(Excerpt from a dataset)

-*-*-

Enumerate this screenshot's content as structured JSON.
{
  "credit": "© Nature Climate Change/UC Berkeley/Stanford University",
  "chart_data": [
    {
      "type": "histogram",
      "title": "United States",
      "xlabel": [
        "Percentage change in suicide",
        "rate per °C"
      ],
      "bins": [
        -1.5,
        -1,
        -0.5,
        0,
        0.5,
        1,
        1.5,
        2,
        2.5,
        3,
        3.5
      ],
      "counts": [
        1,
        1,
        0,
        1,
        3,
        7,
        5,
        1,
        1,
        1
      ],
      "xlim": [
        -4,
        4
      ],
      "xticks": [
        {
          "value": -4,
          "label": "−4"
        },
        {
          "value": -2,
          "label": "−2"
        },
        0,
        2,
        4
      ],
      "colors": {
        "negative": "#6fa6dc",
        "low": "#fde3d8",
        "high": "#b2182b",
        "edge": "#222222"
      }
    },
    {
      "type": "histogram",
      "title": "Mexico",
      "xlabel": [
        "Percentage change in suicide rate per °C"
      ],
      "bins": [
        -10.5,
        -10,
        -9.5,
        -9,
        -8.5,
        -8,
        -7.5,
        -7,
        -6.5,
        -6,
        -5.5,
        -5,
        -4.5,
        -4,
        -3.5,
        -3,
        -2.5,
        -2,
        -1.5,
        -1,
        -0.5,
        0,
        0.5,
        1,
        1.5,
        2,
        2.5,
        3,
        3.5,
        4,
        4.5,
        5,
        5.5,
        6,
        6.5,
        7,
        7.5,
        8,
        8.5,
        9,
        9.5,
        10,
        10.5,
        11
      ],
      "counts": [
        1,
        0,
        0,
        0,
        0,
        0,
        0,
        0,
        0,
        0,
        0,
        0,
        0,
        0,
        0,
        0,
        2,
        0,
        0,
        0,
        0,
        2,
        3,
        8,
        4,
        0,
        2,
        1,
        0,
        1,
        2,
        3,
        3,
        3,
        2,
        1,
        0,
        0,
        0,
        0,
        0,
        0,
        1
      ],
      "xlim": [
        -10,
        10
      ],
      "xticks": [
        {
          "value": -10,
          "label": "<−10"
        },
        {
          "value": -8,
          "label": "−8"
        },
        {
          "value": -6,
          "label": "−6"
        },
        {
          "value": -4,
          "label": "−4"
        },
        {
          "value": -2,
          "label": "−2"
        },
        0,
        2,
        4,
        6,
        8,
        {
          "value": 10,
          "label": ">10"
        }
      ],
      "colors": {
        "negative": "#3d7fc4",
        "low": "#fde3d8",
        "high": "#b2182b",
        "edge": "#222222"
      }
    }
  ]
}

-*-*-

> What you need to do
Find the word "suicide" and list each line it appears in.

> Exercise output
        "Percentage change in suicide",
        "Percentage change in suicide rate per °C"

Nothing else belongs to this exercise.